EXCERPT

-- -- --

The market turmoil has led to calls for government intervention in both countries, seeking reductions in the business rates for domestic steelmakers, or pushing for swifter action against the dumping of cheap imports, or trying to alter procurement guidelines to prioritise domestic steel in national infrastructure projects.
Canada and the UK have steel sectors of similar sizes, and rank 17th and 18th, respectively, in the World Steel Association (Worldsteel) 2015 league table for crude steel production.
Sources: UK Steel, Worldsteel, ISSB, Canadian Steel Producers Assn, Metal Bulletin Research.
(* = estimate)
Given the challenging market conditions, is it possible for a domestic steel industry of such a size to sustain crude steel production?
At first glance, the Canadian steel industry appears more strongly positioned, as it has plants with newer technology and a stronger domestic supply chain than in the UK, which is more reliant on older blast-furnace technology.
Crude steel production in Canada is also more evenly balanced, with 47% of the 12.60 million tonnes of crude steel produced in 2015 coming from the recycling of scrap in electric arc furnaces (EAF). The UK, meanwhile, produced roughly 17% of its 12.2 million tonnes of crude steel through EAFs in 2014.

-- -- --

Layout coordinate data

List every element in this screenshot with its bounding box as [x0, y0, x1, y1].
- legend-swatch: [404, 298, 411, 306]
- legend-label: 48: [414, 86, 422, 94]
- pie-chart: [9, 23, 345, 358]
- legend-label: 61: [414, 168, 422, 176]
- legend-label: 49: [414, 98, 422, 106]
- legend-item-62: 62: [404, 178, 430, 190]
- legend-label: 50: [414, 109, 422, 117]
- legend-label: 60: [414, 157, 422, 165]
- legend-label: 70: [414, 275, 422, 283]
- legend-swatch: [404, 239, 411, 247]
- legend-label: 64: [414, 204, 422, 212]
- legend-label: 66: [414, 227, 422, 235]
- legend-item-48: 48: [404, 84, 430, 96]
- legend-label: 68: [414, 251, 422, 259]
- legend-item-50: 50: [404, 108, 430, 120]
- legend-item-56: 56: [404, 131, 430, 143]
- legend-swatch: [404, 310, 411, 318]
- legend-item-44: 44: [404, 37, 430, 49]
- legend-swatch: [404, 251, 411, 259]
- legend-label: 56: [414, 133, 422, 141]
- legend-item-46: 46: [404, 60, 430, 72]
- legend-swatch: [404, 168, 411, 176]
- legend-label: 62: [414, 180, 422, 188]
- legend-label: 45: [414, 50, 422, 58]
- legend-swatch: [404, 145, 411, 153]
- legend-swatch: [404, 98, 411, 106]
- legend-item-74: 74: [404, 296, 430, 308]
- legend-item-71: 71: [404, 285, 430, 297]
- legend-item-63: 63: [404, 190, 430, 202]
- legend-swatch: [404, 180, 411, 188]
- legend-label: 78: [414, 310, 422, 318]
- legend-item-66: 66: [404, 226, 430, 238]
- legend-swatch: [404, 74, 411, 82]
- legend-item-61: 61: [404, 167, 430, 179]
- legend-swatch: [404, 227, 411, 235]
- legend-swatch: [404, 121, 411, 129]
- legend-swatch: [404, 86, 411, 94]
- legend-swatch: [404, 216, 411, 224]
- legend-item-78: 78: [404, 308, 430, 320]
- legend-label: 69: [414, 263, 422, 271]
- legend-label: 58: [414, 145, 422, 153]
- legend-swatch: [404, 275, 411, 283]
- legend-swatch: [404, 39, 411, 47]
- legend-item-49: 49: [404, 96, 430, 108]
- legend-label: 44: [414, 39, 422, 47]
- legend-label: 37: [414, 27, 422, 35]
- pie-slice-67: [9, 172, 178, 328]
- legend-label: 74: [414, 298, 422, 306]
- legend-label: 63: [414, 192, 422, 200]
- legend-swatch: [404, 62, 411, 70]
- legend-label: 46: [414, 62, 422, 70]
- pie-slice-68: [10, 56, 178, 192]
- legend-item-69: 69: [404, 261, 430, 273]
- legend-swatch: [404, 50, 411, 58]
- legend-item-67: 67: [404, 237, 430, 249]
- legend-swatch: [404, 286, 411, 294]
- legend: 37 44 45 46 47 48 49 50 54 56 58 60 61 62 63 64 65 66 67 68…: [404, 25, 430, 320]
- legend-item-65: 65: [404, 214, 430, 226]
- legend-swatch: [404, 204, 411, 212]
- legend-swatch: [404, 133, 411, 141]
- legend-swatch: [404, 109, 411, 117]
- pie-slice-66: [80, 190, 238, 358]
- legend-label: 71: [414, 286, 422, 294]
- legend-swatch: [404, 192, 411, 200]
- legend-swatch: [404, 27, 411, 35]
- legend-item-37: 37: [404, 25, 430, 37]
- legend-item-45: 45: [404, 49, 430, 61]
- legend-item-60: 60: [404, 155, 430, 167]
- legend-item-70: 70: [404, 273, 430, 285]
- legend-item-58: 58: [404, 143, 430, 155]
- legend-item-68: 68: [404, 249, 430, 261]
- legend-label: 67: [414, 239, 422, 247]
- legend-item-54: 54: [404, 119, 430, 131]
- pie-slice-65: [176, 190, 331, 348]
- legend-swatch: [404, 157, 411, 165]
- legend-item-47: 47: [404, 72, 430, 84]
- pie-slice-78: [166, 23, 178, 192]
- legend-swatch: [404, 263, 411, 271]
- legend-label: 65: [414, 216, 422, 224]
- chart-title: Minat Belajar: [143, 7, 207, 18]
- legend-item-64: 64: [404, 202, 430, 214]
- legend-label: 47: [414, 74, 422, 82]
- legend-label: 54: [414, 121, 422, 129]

-- -- --

WHAT YOU SHOULD DO
Reproduce the portion of the steel excerpt that opens with the words containing "The market turmoil" and closes with "(* = estimate)". Rely solely on the steel excerpt and set the listing aside.

WRITTEN ANSWER
The market turmoil has led to calls for government intervention in both countries, seeking reductions in the business rates for domestic steelmakers, or pushing for swifter action against the dumping of cheap imports, or trying to alter procurement guidelines to prioritise domestic steel in national infrastructure projects.
Canada and the UK have steel sectors of similar sizes, and rank 17th and 18th, respectively, in the World Steel Association (Worldsteel) 2015 league table for crude steel production.
Sources: UK Steel, Worldsteel, ISSB, Canadian Steel Producers Assn, Metal Bulletin Research.
(* = estimate)